*What you will do*
Look through the lines below and extract each one that contains "FAMIP".

*Supplied records*
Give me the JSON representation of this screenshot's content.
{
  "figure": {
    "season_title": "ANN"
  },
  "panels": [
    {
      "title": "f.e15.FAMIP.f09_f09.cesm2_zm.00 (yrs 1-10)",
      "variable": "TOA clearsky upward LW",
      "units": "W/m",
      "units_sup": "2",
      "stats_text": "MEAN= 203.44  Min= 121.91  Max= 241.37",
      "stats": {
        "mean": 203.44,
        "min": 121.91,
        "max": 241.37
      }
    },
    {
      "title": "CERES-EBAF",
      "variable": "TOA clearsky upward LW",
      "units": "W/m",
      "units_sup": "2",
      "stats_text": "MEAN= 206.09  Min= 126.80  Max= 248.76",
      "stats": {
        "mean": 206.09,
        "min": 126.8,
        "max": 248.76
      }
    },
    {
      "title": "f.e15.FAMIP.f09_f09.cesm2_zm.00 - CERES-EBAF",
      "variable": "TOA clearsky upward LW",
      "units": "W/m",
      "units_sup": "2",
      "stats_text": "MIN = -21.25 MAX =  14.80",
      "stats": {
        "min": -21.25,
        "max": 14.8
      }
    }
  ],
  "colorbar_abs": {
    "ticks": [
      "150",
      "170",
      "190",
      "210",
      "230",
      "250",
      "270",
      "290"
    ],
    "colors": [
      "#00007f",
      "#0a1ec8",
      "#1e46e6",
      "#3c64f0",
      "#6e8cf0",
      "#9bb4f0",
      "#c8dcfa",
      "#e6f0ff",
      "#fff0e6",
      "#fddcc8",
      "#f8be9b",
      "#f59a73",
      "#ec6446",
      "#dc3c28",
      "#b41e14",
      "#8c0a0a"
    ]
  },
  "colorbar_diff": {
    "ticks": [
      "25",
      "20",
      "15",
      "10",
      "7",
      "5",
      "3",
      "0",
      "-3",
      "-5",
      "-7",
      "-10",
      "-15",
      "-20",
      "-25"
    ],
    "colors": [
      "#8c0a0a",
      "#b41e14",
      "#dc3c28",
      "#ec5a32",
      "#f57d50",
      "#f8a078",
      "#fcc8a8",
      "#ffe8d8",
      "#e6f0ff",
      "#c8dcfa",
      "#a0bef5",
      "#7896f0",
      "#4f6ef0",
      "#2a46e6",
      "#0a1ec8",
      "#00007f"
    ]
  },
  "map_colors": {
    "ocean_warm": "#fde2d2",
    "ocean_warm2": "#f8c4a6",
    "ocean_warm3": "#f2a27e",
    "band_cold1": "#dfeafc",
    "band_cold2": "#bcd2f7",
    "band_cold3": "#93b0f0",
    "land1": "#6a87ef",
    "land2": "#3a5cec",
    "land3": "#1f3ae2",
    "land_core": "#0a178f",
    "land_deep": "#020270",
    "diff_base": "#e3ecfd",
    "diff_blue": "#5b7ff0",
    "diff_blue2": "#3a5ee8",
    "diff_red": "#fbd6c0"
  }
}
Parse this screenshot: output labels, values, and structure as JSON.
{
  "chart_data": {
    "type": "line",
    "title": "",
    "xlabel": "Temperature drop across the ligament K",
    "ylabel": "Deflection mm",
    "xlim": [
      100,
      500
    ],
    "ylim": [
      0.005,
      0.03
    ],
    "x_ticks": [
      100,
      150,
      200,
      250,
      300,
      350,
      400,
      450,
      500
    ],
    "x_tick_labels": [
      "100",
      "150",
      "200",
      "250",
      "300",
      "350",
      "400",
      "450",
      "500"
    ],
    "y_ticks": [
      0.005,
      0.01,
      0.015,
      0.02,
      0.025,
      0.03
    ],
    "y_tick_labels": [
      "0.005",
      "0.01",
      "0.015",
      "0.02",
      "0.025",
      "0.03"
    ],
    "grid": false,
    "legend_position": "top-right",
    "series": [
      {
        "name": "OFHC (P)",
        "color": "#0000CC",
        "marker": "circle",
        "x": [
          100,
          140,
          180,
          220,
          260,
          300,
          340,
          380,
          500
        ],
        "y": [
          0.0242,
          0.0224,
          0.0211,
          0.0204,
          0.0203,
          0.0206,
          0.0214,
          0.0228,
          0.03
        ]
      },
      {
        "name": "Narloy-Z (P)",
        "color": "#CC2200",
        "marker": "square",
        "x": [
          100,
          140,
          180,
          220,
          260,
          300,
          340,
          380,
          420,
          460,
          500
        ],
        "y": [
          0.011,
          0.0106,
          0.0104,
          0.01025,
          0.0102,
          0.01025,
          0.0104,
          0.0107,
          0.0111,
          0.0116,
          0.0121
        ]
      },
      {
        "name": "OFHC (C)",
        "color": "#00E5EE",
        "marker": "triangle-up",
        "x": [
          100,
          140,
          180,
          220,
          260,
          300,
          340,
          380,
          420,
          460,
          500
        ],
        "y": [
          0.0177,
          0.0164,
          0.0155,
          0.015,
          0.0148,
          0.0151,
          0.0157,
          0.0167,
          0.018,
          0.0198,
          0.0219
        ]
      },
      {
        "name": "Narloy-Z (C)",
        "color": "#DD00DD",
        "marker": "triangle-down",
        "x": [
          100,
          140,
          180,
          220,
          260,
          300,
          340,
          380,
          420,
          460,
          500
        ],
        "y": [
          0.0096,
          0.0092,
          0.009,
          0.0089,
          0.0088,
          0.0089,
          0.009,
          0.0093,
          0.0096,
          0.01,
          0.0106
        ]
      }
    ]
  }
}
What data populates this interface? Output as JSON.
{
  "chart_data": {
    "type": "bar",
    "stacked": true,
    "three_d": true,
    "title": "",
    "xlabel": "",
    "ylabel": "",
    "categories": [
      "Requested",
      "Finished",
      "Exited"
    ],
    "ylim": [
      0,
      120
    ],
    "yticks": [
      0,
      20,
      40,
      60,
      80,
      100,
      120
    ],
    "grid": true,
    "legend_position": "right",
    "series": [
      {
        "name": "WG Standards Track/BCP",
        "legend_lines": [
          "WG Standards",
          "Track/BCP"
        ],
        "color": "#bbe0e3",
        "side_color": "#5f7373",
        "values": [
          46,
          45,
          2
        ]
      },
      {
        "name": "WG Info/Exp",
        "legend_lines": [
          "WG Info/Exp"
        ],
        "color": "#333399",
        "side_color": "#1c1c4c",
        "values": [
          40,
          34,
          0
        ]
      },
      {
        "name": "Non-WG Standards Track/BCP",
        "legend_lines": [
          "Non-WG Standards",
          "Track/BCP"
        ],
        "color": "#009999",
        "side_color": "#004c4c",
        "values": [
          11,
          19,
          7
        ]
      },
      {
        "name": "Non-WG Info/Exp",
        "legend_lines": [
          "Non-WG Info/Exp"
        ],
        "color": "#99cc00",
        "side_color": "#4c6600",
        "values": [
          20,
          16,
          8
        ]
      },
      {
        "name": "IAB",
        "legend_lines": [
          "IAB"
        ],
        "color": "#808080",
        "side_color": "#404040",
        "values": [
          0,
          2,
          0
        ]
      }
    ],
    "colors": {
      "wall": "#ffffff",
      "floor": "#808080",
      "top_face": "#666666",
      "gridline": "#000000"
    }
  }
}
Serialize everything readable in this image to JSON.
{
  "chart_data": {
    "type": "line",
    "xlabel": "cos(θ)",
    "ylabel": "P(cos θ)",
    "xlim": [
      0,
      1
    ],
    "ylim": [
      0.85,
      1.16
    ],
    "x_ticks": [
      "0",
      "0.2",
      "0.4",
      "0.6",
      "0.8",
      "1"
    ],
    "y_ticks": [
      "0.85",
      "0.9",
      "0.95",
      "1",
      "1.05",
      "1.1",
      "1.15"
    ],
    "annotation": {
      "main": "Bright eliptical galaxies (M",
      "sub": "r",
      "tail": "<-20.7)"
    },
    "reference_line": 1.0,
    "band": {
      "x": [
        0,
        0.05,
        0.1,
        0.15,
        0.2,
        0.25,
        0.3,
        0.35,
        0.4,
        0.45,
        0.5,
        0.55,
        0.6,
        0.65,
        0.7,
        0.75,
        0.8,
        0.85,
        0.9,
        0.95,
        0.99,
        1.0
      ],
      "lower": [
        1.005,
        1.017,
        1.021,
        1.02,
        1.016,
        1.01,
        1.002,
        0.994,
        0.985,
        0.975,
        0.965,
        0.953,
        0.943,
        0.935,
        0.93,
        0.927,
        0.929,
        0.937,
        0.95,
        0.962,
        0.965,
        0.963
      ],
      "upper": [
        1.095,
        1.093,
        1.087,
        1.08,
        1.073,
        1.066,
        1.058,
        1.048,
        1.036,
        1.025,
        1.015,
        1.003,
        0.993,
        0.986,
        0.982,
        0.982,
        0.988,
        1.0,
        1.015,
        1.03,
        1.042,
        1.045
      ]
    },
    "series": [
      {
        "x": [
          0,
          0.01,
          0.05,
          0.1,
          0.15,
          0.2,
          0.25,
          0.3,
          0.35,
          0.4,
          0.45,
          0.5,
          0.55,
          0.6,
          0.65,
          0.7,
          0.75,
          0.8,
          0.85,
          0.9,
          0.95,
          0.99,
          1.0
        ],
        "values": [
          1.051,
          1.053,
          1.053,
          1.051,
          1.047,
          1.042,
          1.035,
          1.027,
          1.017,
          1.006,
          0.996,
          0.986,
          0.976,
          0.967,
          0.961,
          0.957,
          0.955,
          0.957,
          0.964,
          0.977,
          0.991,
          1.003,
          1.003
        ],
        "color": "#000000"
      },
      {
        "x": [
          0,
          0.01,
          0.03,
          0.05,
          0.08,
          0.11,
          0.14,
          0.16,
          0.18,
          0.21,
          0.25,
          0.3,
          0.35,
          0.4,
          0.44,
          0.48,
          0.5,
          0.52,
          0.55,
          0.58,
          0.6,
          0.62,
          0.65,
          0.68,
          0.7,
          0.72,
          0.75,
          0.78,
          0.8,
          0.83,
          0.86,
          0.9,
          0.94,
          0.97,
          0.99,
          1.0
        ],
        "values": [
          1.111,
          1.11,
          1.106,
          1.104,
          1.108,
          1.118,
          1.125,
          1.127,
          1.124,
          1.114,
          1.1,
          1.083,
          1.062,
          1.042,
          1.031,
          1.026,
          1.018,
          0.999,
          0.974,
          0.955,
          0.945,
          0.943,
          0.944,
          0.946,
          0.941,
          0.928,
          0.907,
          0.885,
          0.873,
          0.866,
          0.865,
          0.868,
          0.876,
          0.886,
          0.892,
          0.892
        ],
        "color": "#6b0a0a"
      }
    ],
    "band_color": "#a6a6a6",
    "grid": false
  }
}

*Result below*
      "title": "f.e15.FAMIP.f09_f09.cesm2_zm.00 (yrs 1-10)",
      "title": "f.e15.FAMIP.f09_f09.cesm2_zm.00 - CERES-EBAF",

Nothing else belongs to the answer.